» DIRECTIONS
Show all lines holding the string "Here".

» EXTRACTED ENTRIES

————————

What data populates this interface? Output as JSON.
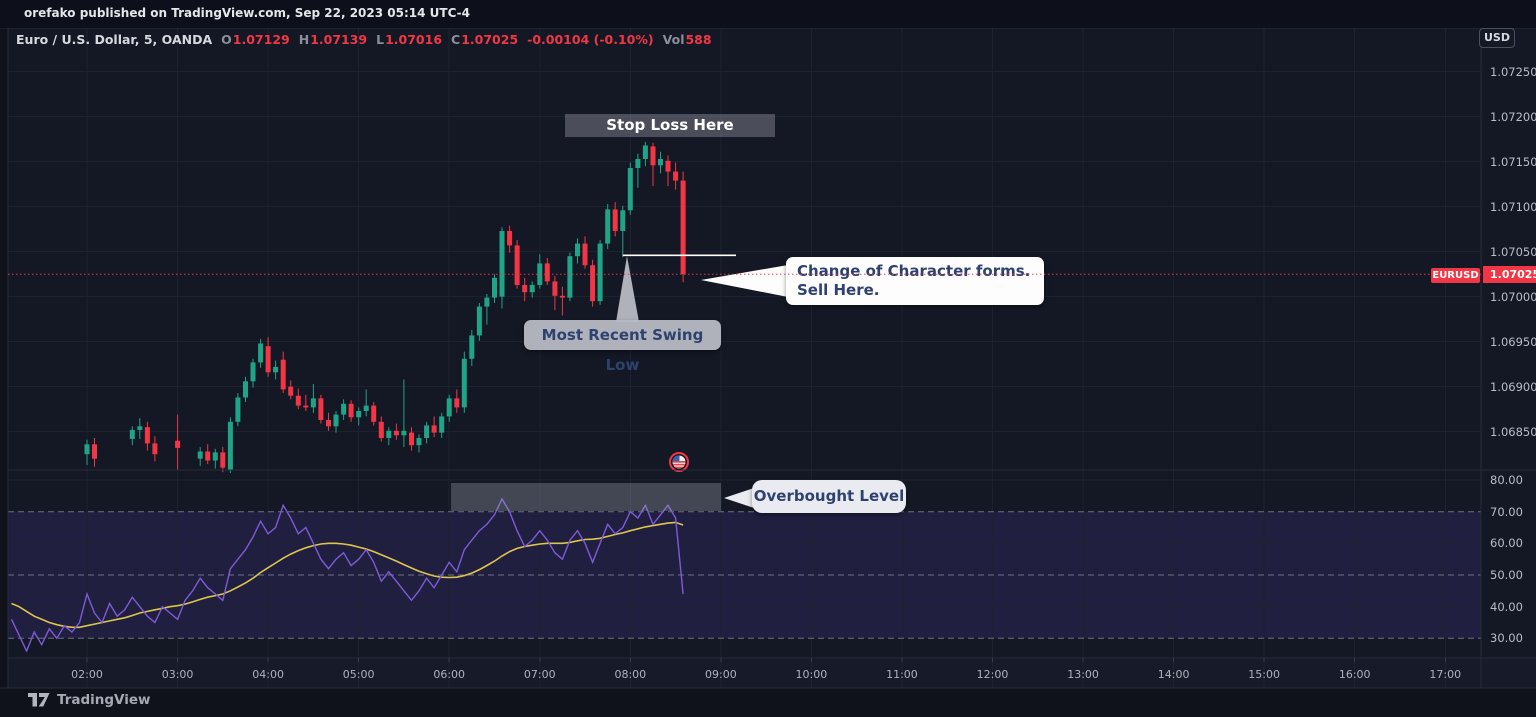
{
  "header": {
    "publish_note": "orefako published on TradingView.com, Sep 22, 2023 05:14 UTC-4"
  },
  "toolbar": {
    "currency_button": "USD"
  },
  "legend": {
    "symbol": "Euro / U.S. Dollar, 5, OANDA",
    "o_label": "O",
    "o_value": "1.07129",
    "h_label": "H",
    "h_value": "1.07139",
    "l_label": "L",
    "l_value": "1.07016",
    "c_label": "C",
    "c_value": "1.07025",
    "change": "-0.00104 (-0.10%)",
    "vol_label": "Vol",
    "vol_value": "588"
  },
  "annotations": {
    "stop_loss": "Stop Loss Here",
    "swing_low": "Most Recent Swing Low",
    "choch_line1": "Change of Character forms.",
    "choch_line2": "Sell Here.",
    "overbought": "Overbought Level"
  },
  "price_scale": {
    "labels": [
      "1.07250",
      "1.07200",
      "1.07150",
      "1.07100",
      "1.07050",
      "1.07000",
      "1.06950",
      "1.06900",
      "1.06850"
    ],
    "current_price_label": "1.07025",
    "symbol_tag": "EURUSD"
  },
  "rsi_scale": {
    "labels": [
      "80.00",
      "70.00",
      "60.00",
      "50.00",
      "40.00",
      "30.00"
    ]
  },
  "time_scale": {
    "labels": [
      "02:00",
      "03:00",
      "04:00",
      "05:00",
      "06:00",
      "07:00",
      "08:00",
      "09:00",
      "10:00",
      "11:00",
      "12:00",
      "13:00",
      "14:00",
      "15:00",
      "16:00",
      "17:00"
    ]
  },
  "footer": {
    "brand": "TradingView"
  },
  "colors": {
    "background": "#0f121b",
    "pane": "#141824",
    "grid": "#1d2230",
    "border": "#272c3a",
    "up": "#20a488",
    "down": "#f23645",
    "rsi_line": "#7d5bd8",
    "rsi_ma": "#dcc64e",
    "rsi_band_fill": "rgba(126,84,255,0.13)",
    "band_dash": "#8a8e9b",
    "current_price_line": "#f23645",
    "swing_line": "#ffffff",
    "label_tag": "#f23645"
  },
  "chart_data": {
    "type": "candlestick",
    "title": "Euro / U.S. Dollar",
    "symbol": "EURUSD",
    "venue": "OANDA",
    "interval_minutes": 5,
    "first_candle_time": "02:00",
    "last_candle_time": "08:35",
    "price_axis": {
      "min": 1.068,
      "max": 1.0725,
      "tick": 0.0005
    },
    "levels": {
      "current_price": 1.07025,
      "swing_low": 1.07046,
      "stop_loss_zone": [
        1.07177,
        1.07203
      ],
      "session_high": 1.07172,
      "session_low": 1.06804
    },
    "last_bar_ohlc": {
      "o": 1.07129,
      "h": 1.07139,
      "l": 1.07016,
      "c": 1.07025,
      "change": -0.00104,
      "change_pct": -0.1,
      "volume": 588
    },
    "candles": [
      [
        1.06825,
        1.06841,
        1.06813,
        1.06836
      ],
      [
        1.06836,
        1.06843,
        1.06811,
        1.0682
      ],
      null,
      null,
      null,
      null,
      [
        1.06842,
        1.06856,
        1.06835,
        1.06852
      ],
      [
        1.06852,
        1.06865,
        1.06842,
        1.06856
      ],
      [
        1.06855,
        1.06861,
        1.06829,
        1.06837
      ],
      [
        1.06837,
        1.06845,
        1.06817,
        1.06825
      ],
      null,
      null,
      [
        1.0684,
        1.06869,
        1.06807,
        1.06832
      ],
      null,
      null,
      [
        1.0682,
        1.06833,
        1.06812,
        1.06828
      ],
      [
        1.06828,
        1.06836,
        1.06814,
        1.06818
      ],
      [
        1.06818,
        1.06831,
        1.06809,
        1.06827
      ],
      [
        1.06827,
        1.06833,
        1.06805,
        1.0681
      ],
      [
        1.06808,
        1.06866,
        1.06804,
        1.06861
      ],
      [
        1.06861,
        1.06893,
        1.06856,
        1.06888
      ],
      [
        1.06888,
        1.06911,
        1.06883,
        1.06906
      ],
      [
        1.06906,
        1.06931,
        1.06899,
        1.06927
      ],
      [
        1.06927,
        1.06953,
        1.06921,
        1.06948
      ],
      [
        1.06945,
        1.06955,
        1.06911,
        1.06916
      ],
      [
        1.06916,
        1.06929,
        1.06908,
        1.06922
      ],
      [
        1.0693,
        1.06939,
        1.06893,
        1.06897
      ],
      [
        1.069,
        1.06907,
        1.06886,
        1.0689
      ],
      [
        1.0689,
        1.06898,
        1.06875,
        1.06879
      ],
      [
        1.06879,
        1.06891,
        1.06873,
        1.06877
      ],
      [
        1.06877,
        1.06903,
        1.06871,
        1.06887
      ],
      [
        1.06887,
        1.06891,
        1.06859,
        1.06863
      ],
      [
        1.06863,
        1.06871,
        1.06851,
        1.06856
      ],
      [
        1.06856,
        1.06873,
        1.06849,
        1.06869
      ],
      [
        1.06869,
        1.06886,
        1.06863,
        1.06881
      ],
      [
        1.06881,
        1.06885,
        1.06861,
        1.06866
      ],
      [
        1.06866,
        1.06877,
        1.06857,
        1.06873
      ],
      [
        1.06873,
        1.06897,
        1.06867,
        1.06879
      ],
      [
        1.06879,
        1.06883,
        1.06857,
        1.06861
      ],
      [
        1.06861,
        1.06867,
        1.06839,
        1.06843
      ],
      [
        1.06843,
        1.06855,
        1.06835,
        1.06851
      ],
      [
        1.06851,
        1.06859,
        1.06841,
        1.06846
      ],
      [
        1.06846,
        1.06908,
        1.06833,
        1.06851
      ],
      [
        1.06849,
        1.06855,
        1.06829,
        1.06835
      ],
      [
        1.06835,
        1.06847,
        1.06827,
        1.06843
      ],
      [
        1.06843,
        1.06861,
        1.06837,
        1.06857
      ],
      [
        1.06857,
        1.06867,
        1.06844,
        1.06849
      ],
      [
        1.06849,
        1.06871,
        1.06843,
        1.06867
      ],
      [
        1.06867,
        1.06891,
        1.06861,
        1.06887
      ],
      [
        1.06887,
        1.06897,
        1.06871,
        1.06877
      ],
      [
        1.06877,
        1.06939,
        1.06871,
        1.06931
      ],
      [
        1.06931,
        1.06963,
        1.06923,
        1.06957
      ],
      [
        1.06957,
        1.06993,
        1.06951,
        1.06989
      ],
      [
        1.06989,
        1.07003,
        1.06969,
        1.06999
      ],
      [
        1.06999,
        1.07025,
        1.06993,
        1.07021
      ],
      [
        1.07,
        1.07077,
        1.06987,
        1.07073
      ],
      [
        1.07073,
        1.07079,
        1.07049,
        1.07057
      ],
      [
        1.07057,
        1.07063,
        1.07009,
        1.07013
      ],
      [
        1.07013,
        1.07021,
        1.06995,
        1.07005
      ],
      [
        1.07005,
        1.07017,
        1.06999,
        1.07013
      ],
      [
        1.07013,
        1.07047,
        1.07009,
        1.07037
      ],
      [
        1.07037,
        1.07043,
        1.07013,
        1.07017
      ],
      [
        1.07017,
        1.07023,
        1.06985,
        1.07001
      ],
      [
        1.07001,
        1.07011,
        1.06979,
        1.06999
      ],
      [
        1.06999,
        1.07049,
        1.06995,
        1.07045
      ],
      [
        1.07045,
        1.07065,
        1.07037,
        1.07059
      ],
      [
        1.07059,
        1.07067,
        1.07031,
        1.07035
      ],
      [
        1.07035,
        1.07041,
        1.06989,
        1.06995
      ],
      [
        1.06995,
        1.07063,
        1.06991,
        1.07059
      ],
      [
        1.07059,
        1.07103,
        1.07053,
        1.07097
      ],
      [
        1.07097,
        1.07105,
        1.07067,
        1.07073
      ],
      [
        1.07073,
        1.07101,
        1.07044,
        1.07096
      ],
      [
        1.07096,
        1.07149,
        1.07091,
        1.07143
      ],
      [
        1.07143,
        1.07159,
        1.07121,
        1.07153
      ],
      [
        1.07153,
        1.07172,
        1.07145,
        1.07168
      ],
      [
        1.07167,
        1.07171,
        1.07123,
        1.07146
      ],
      [
        1.07146,
        1.07161,
        1.07137,
        1.07153
      ],
      [
        1.07151,
        1.07157,
        1.07123,
        1.07139
      ],
      [
        1.07139,
        1.07149,
        1.07119,
        1.07129
      ],
      [
        1.07129,
        1.07139,
        1.07016,
        1.07025
      ]
    ],
    "indicator": {
      "type": "rsi",
      "upper_band": 70,
      "middle_band": 50,
      "lower_band": 30,
      "overbought_zone_rsi": [
        70,
        79
      ],
      "start_index": -10,
      "rsi_values": [
        36,
        31,
        26,
        32,
        28,
        33,
        30,
        34,
        32,
        35,
        44,
        38,
        35,
        41,
        37,
        39,
        43,
        40,
        37,
        35,
        40,
        38,
        36,
        42,
        45,
        49,
        46,
        44,
        42,
        52,
        55,
        58,
        62,
        67,
        63,
        65,
        72,
        68,
        63,
        65,
        60,
        55,
        52,
        55,
        57,
        53,
        55,
        58,
        54,
        48,
        51,
        48,
        45,
        42,
        45,
        49,
        46,
        50,
        54,
        51,
        58,
        61,
        64,
        66,
        69,
        74,
        70,
        64,
        59,
        61,
        64,
        61,
        57,
        55,
        61,
        64,
        60,
        54,
        60,
        66,
        63,
        65,
        70,
        68,
        72,
        66,
        69,
        72,
        68,
        44
      ],
      "ma_values": [
        41,
        40,
        38.5,
        37,
        36,
        35,
        34.3,
        33.8,
        33.5,
        33.5,
        34,
        34.5,
        35,
        35.5,
        36,
        36.5,
        37.2,
        38,
        38.5,
        39,
        39.5,
        40,
        40.3,
        40.8,
        41.5,
        42.3,
        43,
        43.5,
        44,
        45,
        46.2,
        47.5,
        49,
        50.8,
        52.3,
        53.8,
        55.3,
        56.6,
        57.7,
        58.6,
        59.3,
        59.8,
        60,
        60,
        59.8,
        59.4,
        58.8,
        58.2,
        57.4,
        56.4,
        55.4,
        54.4,
        53.3,
        52.2,
        51.2,
        50.4,
        49.7,
        49.3,
        49.2,
        49.3,
        49.8,
        50.6,
        51.7,
        53,
        54.4,
        56,
        57.4,
        58.4,
        59,
        59.4,
        59.8,
        60,
        60,
        60,
        60.3,
        60.8,
        61.2,
        61.3,
        61.6,
        62.2,
        62.8,
        63.3,
        64,
        64.6,
        65.2,
        65.6,
        66,
        66.4,
        66.6,
        65.8
      ]
    },
    "event_marker": {
      "type": "us-economic-event",
      "time": "08:30"
    }
  }
}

————————

» WRITTEN RESPONSE
    "stop_loss": "Stop Loss Here",
    "choch_line2": "Sell Here.",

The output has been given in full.